Consigne 1 —
Recopiez fidèlement le passage de l'extrait sur Genèse 3.6 qui commence par "Le langage de" et se termine par "(et ils mangèrent).".
Consigne 2 —
D'après l'extrait sur Genèse 3.6, quelle expression grecque des Septante Giguet ne traduit-il pas ?
Consigne 3 —
Rédigez la suite de l'extrait sur Genèse 3.6 à partir de l'endroit où il s'arrête.

Extrait fourni —

Le langage de Genèse 3.6 n’est pas poétique, ni métaphorique, ni idiomatique, et le terme עִם ne s’y colore, à l’évidence, d’aucune de ces nuances. Ces nuances procèdent tous des sèmes 1 ou 2 et se connotent différemment en fonction des aléas du contexte de la langue source, et du génie de la langue cible.

¬ Pour un exposé complet des emplois de עִם, cf. R.W. William, rév. J.C. Beckman, William's Hebrew Syntax, University Press of Toronto, 2007, 3e éd., pp.125-127.

Le Pentateuque samaritain (éd. A. von Gall, 1918, p. 4) porte ויאכלו (et ils mangèrent).

Les Septante portent καὶ ἔδωκεν καὶ τῷ ἀνδρὶ αὐτῆς μετ᾽ αὐτῆς καὶ ἔφαγον, "et elle en donna aussi à son mari avec elle, et ils mangèrent" (C. Dogniez et M. Harl dir., Le Pentateuque - La Bible d'Alexandrie, Cerf, 2001, p. 44). Brenton : "and she gave to her husband also with her, and they ate" ; Giguet : "de plus, elle en donna à son mari, et ils mangèrent". Giguet, curieusement, ne traduit pas μετ᾽ αὐτῆς.

Le témoignage de Josèphe n'est pas suffisament explicite pour être instructif (cf. Antiquités judaïques I, 43)

Les langues proches de l’hébreu, comme l’arabe (مَعًا et مَعَ) ou le syriaque (ܥܰܡ), possèdent des racines apparentées qui rejoignent les deux sèmes évoqués plus haut : « au côté de », et « avec ».

Annotations de régions d'image:

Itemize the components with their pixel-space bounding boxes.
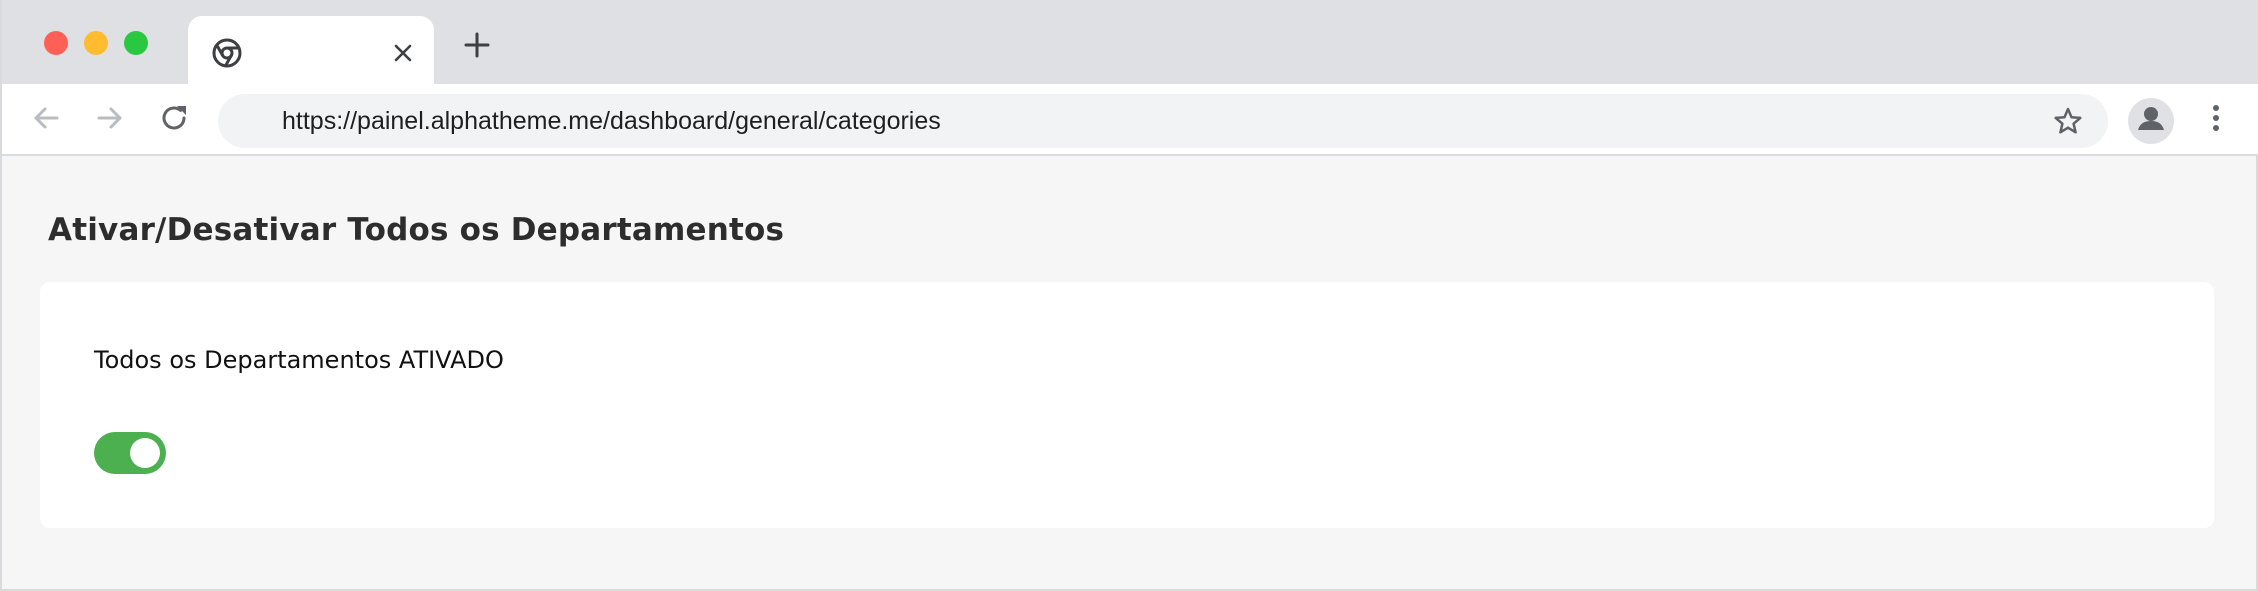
chrome-icon <box>212 38 242 68</box>
browser-window: https://painel.alphatheme.me/dashboard/g… <box>0 0 2258 591</box>
close-window-button[interactable] <box>44 31 68 55</box>
reload-button[interactable] <box>154 100 194 140</box>
new-tab-button[interactable] <box>460 30 494 64</box>
browser-menu-button[interactable] <box>2198 100 2234 140</box>
tab-strip <box>2 0 2258 86</box>
arrow-right-icon <box>95 103 125 138</box>
address-bar[interactable]: https://painel.alphatheme.me/dashboard/g… <box>218 94 2108 148</box>
departments-toggle[interactable] <box>94 432 166 474</box>
minimize-window-button[interactable] <box>84 31 108 55</box>
plus-icon <box>463 31 491 64</box>
profile-button[interactable] <box>2128 98 2174 144</box>
arrow-left-icon <box>31 103 61 138</box>
close-icon[interactable] <box>386 36 420 70</box>
reload-icon <box>158 102 190 139</box>
kebab-menu-icon <box>2211 103 2221 138</box>
url-text[interactable]: https://painel.alphatheme.me/dashboard/g… <box>282 94 941 148</box>
status-label: Todos os Departamentos ATIVADO <box>94 346 504 374</box>
maximize-window-button[interactable] <box>124 31 148 55</box>
browser-toolbar: https://painel.alphatheme.me/dashboard/g… <box>2 84 2258 156</box>
back-button[interactable] <box>26 100 66 140</box>
page-title: Ativar/Desativar Todos os Departamentos <box>48 212 785 248</box>
toggle-knob <box>130 438 160 468</box>
settings-card: Todos os Departamentos ATIVADO <box>40 282 2214 528</box>
page-content: Ativar/Desativar Todos os Departamentos … <box>2 158 2256 589</box>
person-icon <box>2128 98 2174 144</box>
browser-tab[interactable] <box>188 16 434 86</box>
forward-button[interactable] <box>90 100 130 140</box>
star-icon[interactable] <box>2050 103 2086 139</box>
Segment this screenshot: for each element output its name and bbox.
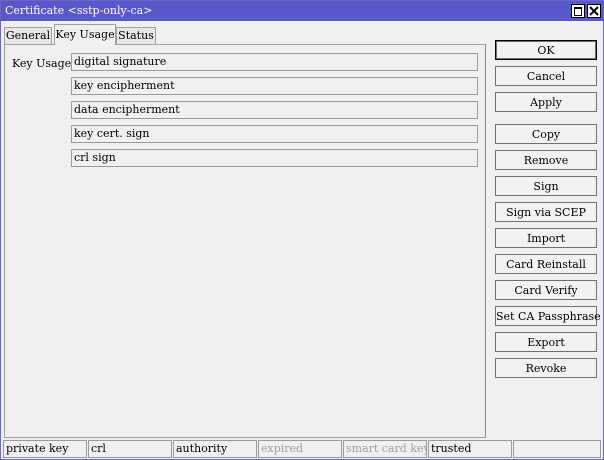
key-usage-value[interactable]: key encipherment: [71, 77, 478, 95]
tab-key-usage[interactable]: Key Usage: [54, 24, 116, 45]
status-expired: expired: [258, 440, 342, 458]
import-button[interactable]: Import: [495, 228, 597, 248]
key-usage-value[interactable]: crl sign: [71, 149, 478, 167]
revoke-button[interactable]: Revoke: [495, 358, 597, 378]
key-usage-label: Key Usage:: [12, 57, 75, 70]
cancel-button[interactable]: Cancel: [495, 66, 597, 86]
key-usage-panel: Key Usage: digital signature key enciphe…: [4, 44, 486, 438]
sign-via-scep-button[interactable]: Sign via SCEP: [495, 202, 597, 222]
set-ca-passphrase-button[interactable]: Set CA Passphrase: [495, 306, 601, 326]
export-button[interactable]: Export: [495, 332, 597, 352]
status-bar: private key crl authority expired smart …: [3, 438, 601, 459]
status-crl: crl: [88, 440, 172, 458]
remove-button[interactable]: Remove: [495, 150, 597, 170]
status-trusted: trusted: [428, 440, 512, 458]
status-private-key: private key: [3, 440, 87, 458]
ok-button[interactable]: OK: [495, 40, 597, 60]
status-authority: authority: [173, 440, 257, 458]
card-reinstall-button[interactable]: Card Reinstall: [495, 254, 597, 274]
tab-status[interactable]: Status: [116, 27, 156, 44]
tab-general[interactable]: General: [4, 27, 52, 44]
copy-button[interactable]: Copy: [495, 124, 597, 144]
maximize-icon[interactable]: [571, 4, 585, 18]
key-usage-value[interactable]: digital signature: [71, 53, 478, 71]
card-verify-button[interactable]: Card Verify: [495, 280, 597, 300]
title-bar[interactable]: Certificate <sstp-only-ca>: [1, 1, 603, 21]
key-usage-value[interactable]: data encipherment: [71, 101, 478, 119]
status-smart-card-key: smart card key: [343, 440, 427, 458]
apply-button[interactable]: Apply: [495, 92, 597, 112]
status-empty: [513, 440, 601, 458]
certificate-window: Certificate <sstp-only-ca> General Key U…: [0, 0, 604, 460]
window-title: Certificate <sstp-only-ca>: [5, 4, 153, 17]
close-icon[interactable]: [587, 4, 601, 18]
sign-button[interactable]: Sign: [495, 176, 597, 196]
key-usage-value[interactable]: key cert. sign: [71, 125, 478, 143]
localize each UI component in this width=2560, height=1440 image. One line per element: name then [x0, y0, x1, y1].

Réponse rédigée 1 —
Le langage de Genèse 3.6 n’est pas poétique, ni métaphorique, ni idiomatique, et le terme עִם ne s’y colore, à l’évidence, d’aucune de ces nuances. Ces nuances procèdent tous des sèmes 1 ou 2 et se connotent différemment en fonction des aléas du contexte de la langue source, et du génie de la langue cible.

¬ Pour un exposé complet des emplois de עִם, cf. R.W. William, rév. J.C. Beckman, William's Hebrew Syntax, University Press of Toronto, 2007, 3e éd., pp.125-127.

Le Pentateuque samaritain (éd. A. von Gall, 1918, p. 4) porte ויאכלו (et ils mangèrent).

Réponse rédigée 2 —
Giguet ne traduit pas μετ᾽ αὐτῆς.

Réponse rédigée 3 —
• Quand Ève répond à Satan, elle utilise la première personne du pluriel, comme si elle englobait Adam dans sa réponse : מִפְּרִי עֵץ־הַגָּן נֹאכֵל׃, du fruit des arbres du jardin nous mangeons (Genèse 3.2b). Bullinger avait souligné ce point, dans sa note de la Companion Bible en Genèse 3.6 : "with her. Therefore Adam present. Compare "Ye", verses: Gen 3:4, Gen 3:5".

 
[Anecdote] Au verset suivant, elle rapporte les propos de Dieu en les exagérant : אָמַר אֱלֹהִים לֹא תֹאכְלוּ מִמֶּנּוּ וְלֹא תִגְּעוּ בֹּו פֶּן־תְּמֻתוּן׃, Dieu a dit : "Vous n'en mangerez pas, et vous n'y toucherez pas, sous peine d'en mourir". En fait, Dieu a dit - à l'homme - de ne pas en manger. Il n'a rien dit sur le fait de ne pas y toucher (Genèse 2.16-17). Voici donc la première exagération de l'Histoire...

• Au verset 7, la concomitance est remarquable :

וַתִּפָּקַחְנָה עֵינֵי שְׁנֵיהֶם וַיֵּדְעוּ כִּי עֵירֻםִּם הֵם וַיִּתְפְּרוּ עֲלֵה תְאֵנָה וַיַּעֲשׂוּ לָהֶם חֲגֹרֹת׃

et leurs yeux à tous les deux s'ouvrirent et ils surent qu'ils (étaient) nus, eux, et ils attachèrent des feuilles de figuier ensemble et firent pour eux des ceintures.

— Il n'est pas question ici d'une prise de conscience par Ève d'abord, puis, après qu'elle ait rejoint son mari, par Adam. Le récit biblique, au contraire, décrit une réaction simultanée.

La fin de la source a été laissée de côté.